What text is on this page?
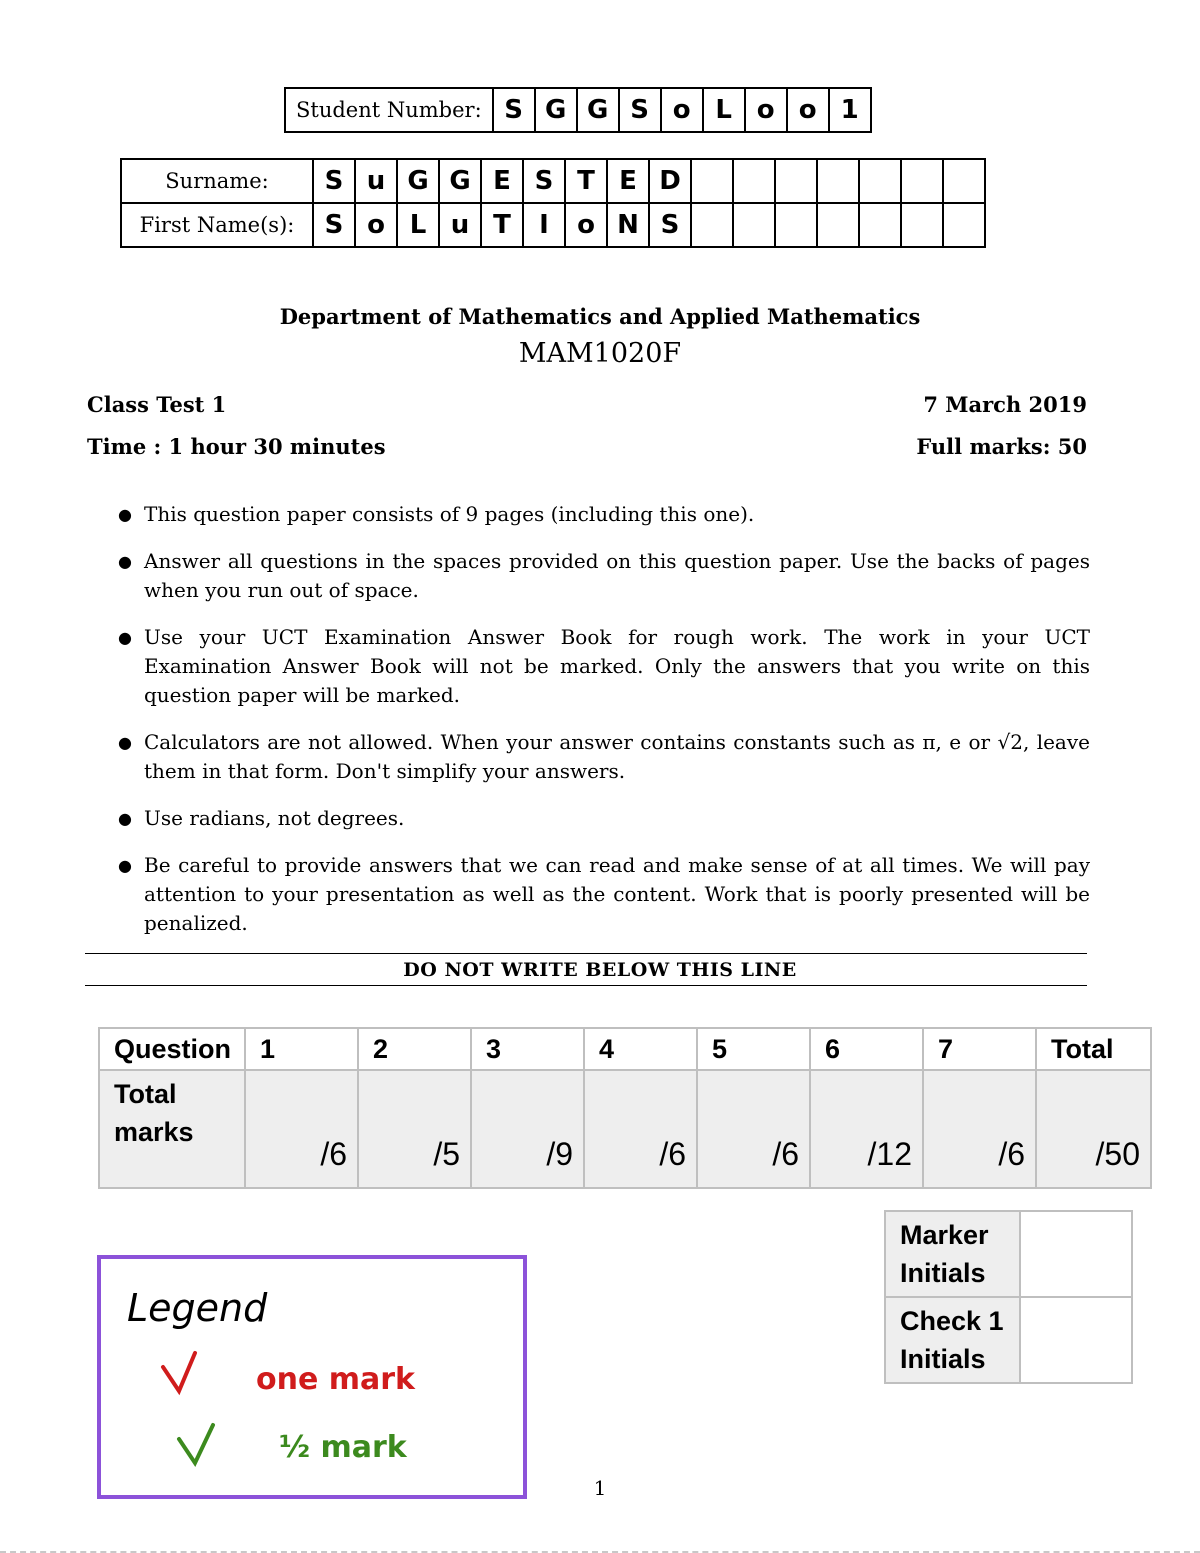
Student Number:	S	G	G	S	o	L	o	o	1
Surname:	S	u	G	G	E	S	T	E	D							
First Name(s):	S	o	L	u	T	I	o	N	S							
Department of Mathematics and Applied Mathematics
MAM1020F
Class Test 1	7 March 2019
Time : 1 hour 30 minutes	Full marks: 50
● This question paper consists of 9 pages (including this one).
● Answer all questions in the spaces provided on this question paper. Use the backs of pages when you run out of space.
● Use your UCT Examination Answer Book for rough work. The work in your UCT Examination Answer Book will not be marked. Only the answers that you write on this question paper will be marked.
● Calculators are not allowed. When your answer contains constants such as π, e or √2, leave them in that form. Don't simplify your answers.
● Use radians, not degrees.
● Be careful to provide answers that we can read and make sense of at all times. We will pay attention to your presentation as well as the content. Work that is poorly presented will be penalized.
DO NOT WRITE BELOW THIS LINE
Question	1	2	3	4	5	6	7	Total
Total marks	/6	/5	/9	/6	/6	/12	/6	/50
Marker Initials	
Check 1 Initials	
Legend
one mark
½ mark
1
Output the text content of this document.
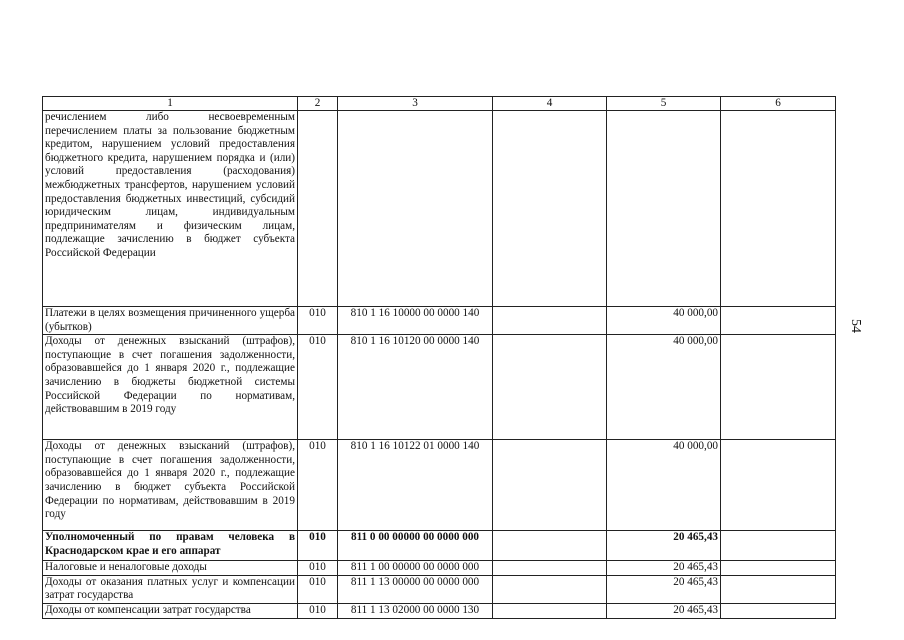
1	2	3	4	5	6
речислением либо несвоевременным перечислением платы за пользование бюджетным кредитом, нарушением условий предоставления бюджетного кредита, нарушением порядка и (или) условий предоставления (расходования) межбюджетных трансфертов, нарушением условий предоставления бюджетных инвестиций, субсидий юридическим лицам, индивидуальным предпринимателям и физическим лицам, подлежащие зачислению в бюджет субъекта Российской Федерации					
Платежи в целях возмещения причиненного ущерба (убытков)	010	810 1 16 10000 00 0000 140		40 000,00	
Доходы от денежных взысканий (штрафов), поступающие в счет погашения задолженности, образовавшейся до 1 января 2020 г., подлежащие зачислению в бюджеты бюджетной системы Российской Федерации по нормативам, действовавшим в 2019 году	010	810 1 16 10120 00 0000 140		40 000,00	
Доходы от денежных взысканий (штрафов), поступающие в счет погашения задолженности, образовавшейся до 1 января 2020 г., подлежащие зачислению в бюджет субъекта Российской Федерации по нормативам, действовавшим в 2019 году	010	810 1 16 10122 01 0000 140		40 000,00	
Уполномоченный по правам человека в Краснодарском крае и его аппарат	010	811 0 00 00000 00 0000 000		20 465,43	
Налоговые и неналоговые доходы	010	811 1 00 00000 00 0000 000		20 465,43	
Доходы от оказания платных услуг и компенсации затрат государства	010	811 1 13 00000 00 0000 000		20 465,43	
Доходы от компенсации затрат государства	010	811 1 13 02000 00 0000 130		20 465,43	
54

▶ [REQUIREMENT]
From the entries above, copy each line holding "paper".

▶ [RESULT OF THIS EXERCISE]
● This question paper consists of 9 pages (including this one).
● Answer all questions in the spaces provided on this question paper. Use the backs of pages when you run out of space.
● Use your UCT Examination Answer Book for rough work. The work in your UCT Examination Answer Book will not be marked. Only the answers that you write on this question paper will be marked.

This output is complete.